§ **PROBLEM DESCRIPTION**:
Render the lines of all the rows below as a JSON list of strings, with one string per line and no blank lines. Omit the pictures from the list.

Element and region data
************
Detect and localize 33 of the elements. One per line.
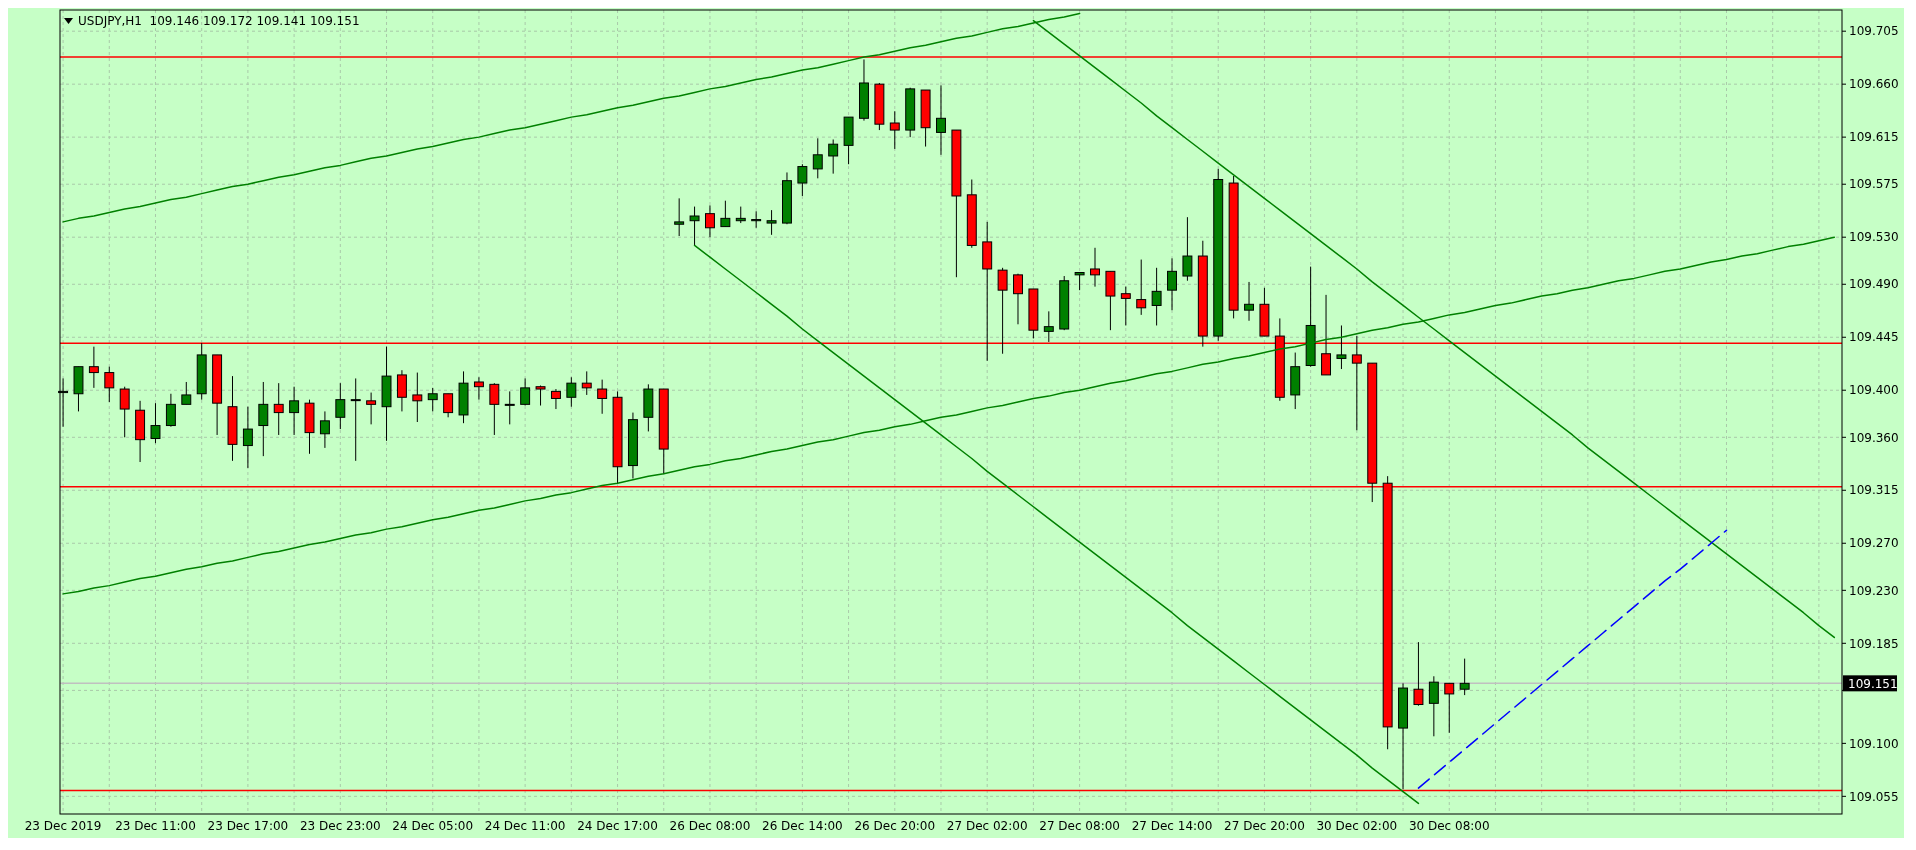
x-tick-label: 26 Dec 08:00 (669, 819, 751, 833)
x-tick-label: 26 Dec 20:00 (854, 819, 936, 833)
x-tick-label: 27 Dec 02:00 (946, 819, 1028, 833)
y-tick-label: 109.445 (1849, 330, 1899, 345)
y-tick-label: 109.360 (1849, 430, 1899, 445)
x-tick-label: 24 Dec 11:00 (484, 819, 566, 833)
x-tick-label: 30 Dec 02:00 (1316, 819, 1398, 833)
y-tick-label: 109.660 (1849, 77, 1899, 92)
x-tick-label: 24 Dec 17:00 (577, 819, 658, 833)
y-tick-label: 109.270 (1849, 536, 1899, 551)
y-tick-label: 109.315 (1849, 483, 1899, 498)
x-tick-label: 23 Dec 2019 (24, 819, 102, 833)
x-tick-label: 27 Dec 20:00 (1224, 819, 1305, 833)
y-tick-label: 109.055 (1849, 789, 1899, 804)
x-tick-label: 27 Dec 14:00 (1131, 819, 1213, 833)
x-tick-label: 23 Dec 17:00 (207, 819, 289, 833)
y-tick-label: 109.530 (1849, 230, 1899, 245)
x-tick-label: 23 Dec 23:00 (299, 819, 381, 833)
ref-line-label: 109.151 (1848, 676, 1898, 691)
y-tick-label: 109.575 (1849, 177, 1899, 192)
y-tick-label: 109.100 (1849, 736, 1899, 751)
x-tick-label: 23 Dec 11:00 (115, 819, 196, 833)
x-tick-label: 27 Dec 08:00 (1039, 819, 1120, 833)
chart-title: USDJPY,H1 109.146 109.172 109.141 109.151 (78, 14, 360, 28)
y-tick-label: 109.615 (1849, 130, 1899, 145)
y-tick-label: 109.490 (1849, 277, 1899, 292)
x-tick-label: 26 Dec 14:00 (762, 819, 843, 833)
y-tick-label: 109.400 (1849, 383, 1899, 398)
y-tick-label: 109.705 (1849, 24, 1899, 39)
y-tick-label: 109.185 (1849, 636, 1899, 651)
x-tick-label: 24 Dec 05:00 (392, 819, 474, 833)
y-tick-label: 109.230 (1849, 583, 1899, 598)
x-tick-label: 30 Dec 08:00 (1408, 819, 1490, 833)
************
§ **FINAL RESULT**:
[
  "Detect and localize 33 of the elements. One per line.",
  "x-tick-label: 26 Dec 08:00 (669, 819, 751, 833)",
  "x-tick-label: 26 Dec 20:00 (854, 819, 936, 833)",
  "x-tick-label: 27 Dec 02:00 (946, 819, 1028, 833)",
  "y-tick-label: 109.445 (1849, 330, 1899, 345)",
  "y-tick-label: 109.360 (1849, 430, 1899, 445)",
  "x-tick-label: 24 Dec 11:00 (484, 819, 566, 833)",
  "x-tick-label: 30 Dec 02:00 (1316, 819, 1398, 833)",
  "y-tick-label: 109.660 (1849, 77, 1899, 92)",
  "x-tick-label: 24 Dec 17:00 (577, 819, 658, 833)",
  "y-tick-label: 109.270 (1849, 536, 1899, 551)",
  "y-tick-label: 109.315 (1849, 483, 1899, 498)",
  "x-tick-label: 23 Dec 2019 (24, 819, 102, 833)",
  "x-tick-label: 27 Dec 20:00 (1224, 819, 1305, 833)",
  "y-tick-label: 109.055 (1849, 789, 1899, 804)",
  "x-tick-label: 27 Dec 14:00 (1131, 819, 1213, 833)",
  "x-tick-label: 23 Dec 17:00 (207, 819, 289, 833)",
  "y-tick-label: 109.530 (1849, 230, 1899, 245)",
  "x-tick-label: 23 Dec 23:00 (299, 819, 381, 833)",
  "ref-line-label: 109.151 (1848, 676, 1898, 691)",
  "y-tick-label: 109.575 (1849, 177, 1899, 192)",
  "y-tick-label: 109.100 (1849, 736, 1899, 751)",
  "x-tick-label: 23 Dec 11:00 (115, 819, 196, 833)",
  "x-tick-label: 27 Dec 08:00 (1039, 819, 1120, 833)",
  "chart-title: USDJPY,H1 109.146 109.172 109.141 109.151 (78, 14, 360, 28)",
  "y-tick-label: 109.615 (1849, 130, 1899, 145)",
  "y-tick-label: 109.490 (1849, 277, 1899, 292)",
  "x-tick-label: 26 Dec 14:00 (762, 819, 843, 833)",
  "y-tick-label: 109.400 (1849, 383, 1899, 398)",
  "y-tick-label: 109.705 (1849, 24, 1899, 39)",
  "y-tick-label: 109.185 (1849, 636, 1899, 651)",
  "x-tick-label: 24 Dec 05:00 (392, 819, 474, 833)",
  "y-tick-label: 109.230 (1849, 583, 1899, 598)",
  "x-tick-label: 30 Dec 08:00 (1408, 819, 1490, 833)"
]